> _What you need to do_
Select each line where the word "from" appears.

(Records about charts and figures)
'''
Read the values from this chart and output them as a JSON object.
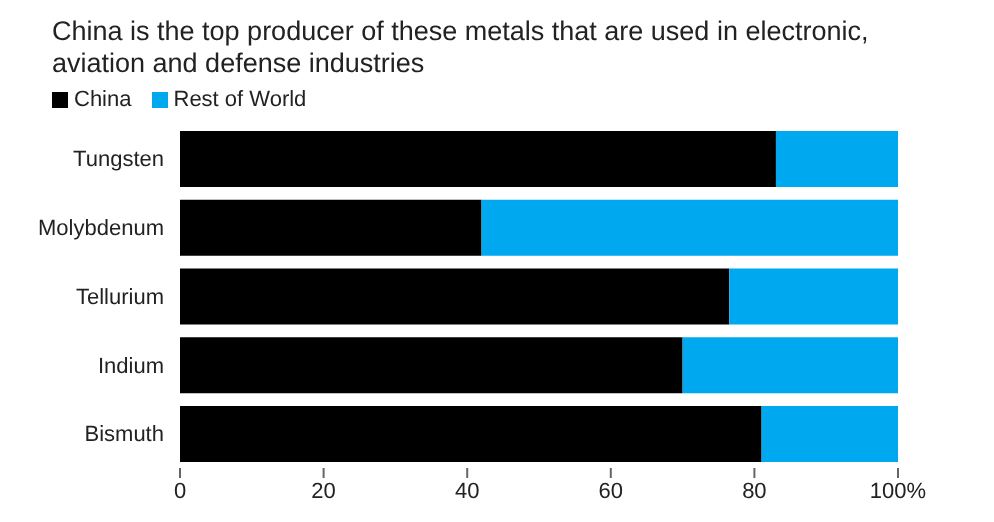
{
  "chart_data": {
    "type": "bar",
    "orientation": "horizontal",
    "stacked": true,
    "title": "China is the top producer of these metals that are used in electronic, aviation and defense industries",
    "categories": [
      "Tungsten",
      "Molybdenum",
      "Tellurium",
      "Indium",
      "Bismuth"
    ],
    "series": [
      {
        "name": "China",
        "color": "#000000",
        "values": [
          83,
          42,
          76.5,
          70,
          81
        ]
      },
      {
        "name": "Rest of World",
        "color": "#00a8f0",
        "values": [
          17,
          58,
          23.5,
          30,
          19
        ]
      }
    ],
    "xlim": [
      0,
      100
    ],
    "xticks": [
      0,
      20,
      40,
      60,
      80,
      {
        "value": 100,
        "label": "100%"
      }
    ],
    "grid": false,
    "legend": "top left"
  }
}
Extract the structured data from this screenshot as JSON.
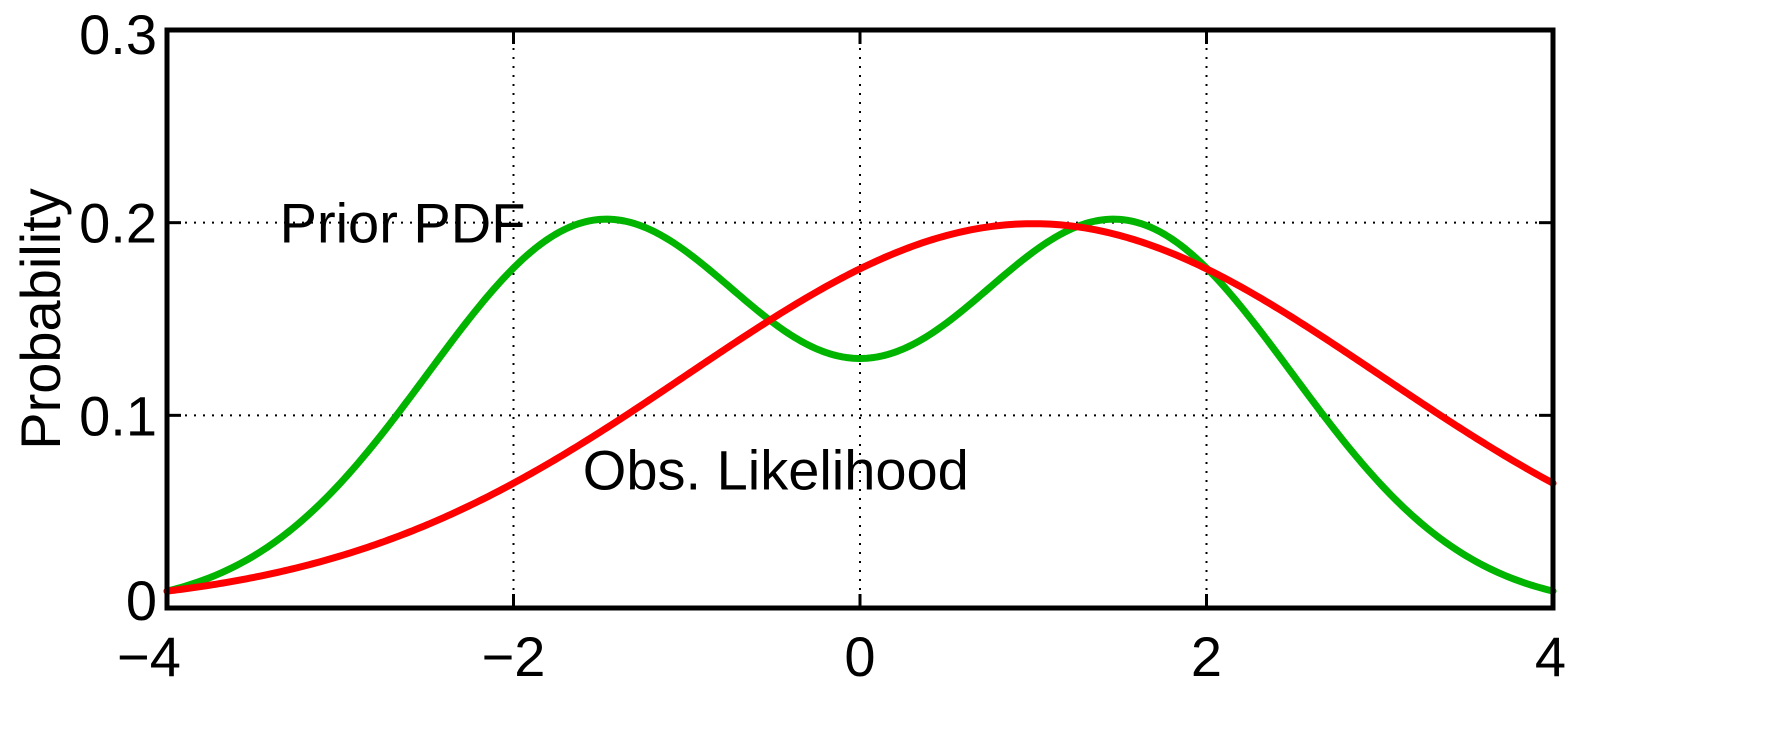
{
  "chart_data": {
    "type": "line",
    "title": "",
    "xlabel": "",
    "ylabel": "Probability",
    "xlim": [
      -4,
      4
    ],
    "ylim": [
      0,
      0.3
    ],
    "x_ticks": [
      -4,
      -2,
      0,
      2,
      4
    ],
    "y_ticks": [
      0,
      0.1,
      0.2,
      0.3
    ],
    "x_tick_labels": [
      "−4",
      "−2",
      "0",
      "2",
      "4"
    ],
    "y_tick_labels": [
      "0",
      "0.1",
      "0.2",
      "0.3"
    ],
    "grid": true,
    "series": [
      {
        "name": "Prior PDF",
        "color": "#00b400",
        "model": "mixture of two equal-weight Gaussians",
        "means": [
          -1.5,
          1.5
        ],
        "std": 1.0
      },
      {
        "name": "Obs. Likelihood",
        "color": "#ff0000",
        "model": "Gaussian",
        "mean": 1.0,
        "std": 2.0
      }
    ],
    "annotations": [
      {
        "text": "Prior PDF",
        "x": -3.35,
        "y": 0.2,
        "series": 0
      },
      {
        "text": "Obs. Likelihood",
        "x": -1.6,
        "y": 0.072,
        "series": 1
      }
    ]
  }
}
'''
'''
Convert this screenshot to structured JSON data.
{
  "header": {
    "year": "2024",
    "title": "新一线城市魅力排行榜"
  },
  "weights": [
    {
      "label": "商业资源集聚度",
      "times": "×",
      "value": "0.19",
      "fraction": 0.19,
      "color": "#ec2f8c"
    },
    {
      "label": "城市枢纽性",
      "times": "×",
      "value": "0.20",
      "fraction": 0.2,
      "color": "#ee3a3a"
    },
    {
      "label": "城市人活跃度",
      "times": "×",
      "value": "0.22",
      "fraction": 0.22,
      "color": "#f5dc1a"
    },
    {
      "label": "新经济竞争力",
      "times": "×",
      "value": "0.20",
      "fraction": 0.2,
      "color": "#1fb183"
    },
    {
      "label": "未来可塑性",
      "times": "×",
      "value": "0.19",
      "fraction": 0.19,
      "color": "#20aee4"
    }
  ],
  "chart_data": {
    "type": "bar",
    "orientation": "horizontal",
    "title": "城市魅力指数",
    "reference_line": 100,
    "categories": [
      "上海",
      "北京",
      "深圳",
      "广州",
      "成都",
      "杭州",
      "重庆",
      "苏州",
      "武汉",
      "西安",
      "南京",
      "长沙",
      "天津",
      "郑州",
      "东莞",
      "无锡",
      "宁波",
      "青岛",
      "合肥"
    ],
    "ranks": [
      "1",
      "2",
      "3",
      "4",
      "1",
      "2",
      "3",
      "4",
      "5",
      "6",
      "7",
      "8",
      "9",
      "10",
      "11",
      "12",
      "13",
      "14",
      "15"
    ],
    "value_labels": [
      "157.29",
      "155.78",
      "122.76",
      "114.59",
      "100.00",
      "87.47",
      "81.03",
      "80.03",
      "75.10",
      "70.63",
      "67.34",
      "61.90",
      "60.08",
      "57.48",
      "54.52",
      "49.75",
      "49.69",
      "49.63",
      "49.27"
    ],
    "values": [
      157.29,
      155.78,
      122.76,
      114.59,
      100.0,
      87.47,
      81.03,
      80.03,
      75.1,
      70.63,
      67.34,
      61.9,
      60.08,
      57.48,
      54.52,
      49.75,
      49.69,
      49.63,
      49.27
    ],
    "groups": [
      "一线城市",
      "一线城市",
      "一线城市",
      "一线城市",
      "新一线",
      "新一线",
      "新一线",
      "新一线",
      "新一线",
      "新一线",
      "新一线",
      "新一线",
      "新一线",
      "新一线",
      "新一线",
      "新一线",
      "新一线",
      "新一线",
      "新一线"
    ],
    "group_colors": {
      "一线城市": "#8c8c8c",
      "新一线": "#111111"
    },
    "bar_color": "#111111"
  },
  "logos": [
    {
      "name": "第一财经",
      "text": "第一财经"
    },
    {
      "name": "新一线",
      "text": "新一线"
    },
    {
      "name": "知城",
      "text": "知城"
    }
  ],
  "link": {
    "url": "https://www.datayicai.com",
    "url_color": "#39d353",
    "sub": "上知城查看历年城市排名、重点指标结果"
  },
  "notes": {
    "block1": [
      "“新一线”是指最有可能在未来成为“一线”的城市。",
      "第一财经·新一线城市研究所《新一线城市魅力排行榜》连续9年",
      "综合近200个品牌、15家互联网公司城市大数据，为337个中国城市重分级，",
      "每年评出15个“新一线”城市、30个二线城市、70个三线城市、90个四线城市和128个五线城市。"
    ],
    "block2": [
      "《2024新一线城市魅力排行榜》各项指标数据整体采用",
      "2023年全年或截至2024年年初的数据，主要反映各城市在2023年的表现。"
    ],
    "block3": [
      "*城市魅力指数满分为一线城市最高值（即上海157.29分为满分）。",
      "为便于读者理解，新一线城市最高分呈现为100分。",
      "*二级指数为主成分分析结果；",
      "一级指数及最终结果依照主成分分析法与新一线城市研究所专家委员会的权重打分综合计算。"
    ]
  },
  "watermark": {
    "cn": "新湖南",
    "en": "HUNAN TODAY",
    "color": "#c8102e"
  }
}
'''
'''
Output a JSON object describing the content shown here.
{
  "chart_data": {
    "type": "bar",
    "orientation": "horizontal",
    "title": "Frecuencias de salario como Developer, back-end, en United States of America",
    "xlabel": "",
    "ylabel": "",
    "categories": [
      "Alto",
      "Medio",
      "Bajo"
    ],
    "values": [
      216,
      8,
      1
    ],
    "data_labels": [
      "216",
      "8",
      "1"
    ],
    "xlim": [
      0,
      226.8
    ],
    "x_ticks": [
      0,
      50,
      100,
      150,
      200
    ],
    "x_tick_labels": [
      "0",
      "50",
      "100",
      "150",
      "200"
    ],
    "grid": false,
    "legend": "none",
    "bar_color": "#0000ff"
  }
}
'''
> _Solution to this exercise_
Read the values from this chart and output them as a JSON object.
Extract the structured data from this screenshot as JSON.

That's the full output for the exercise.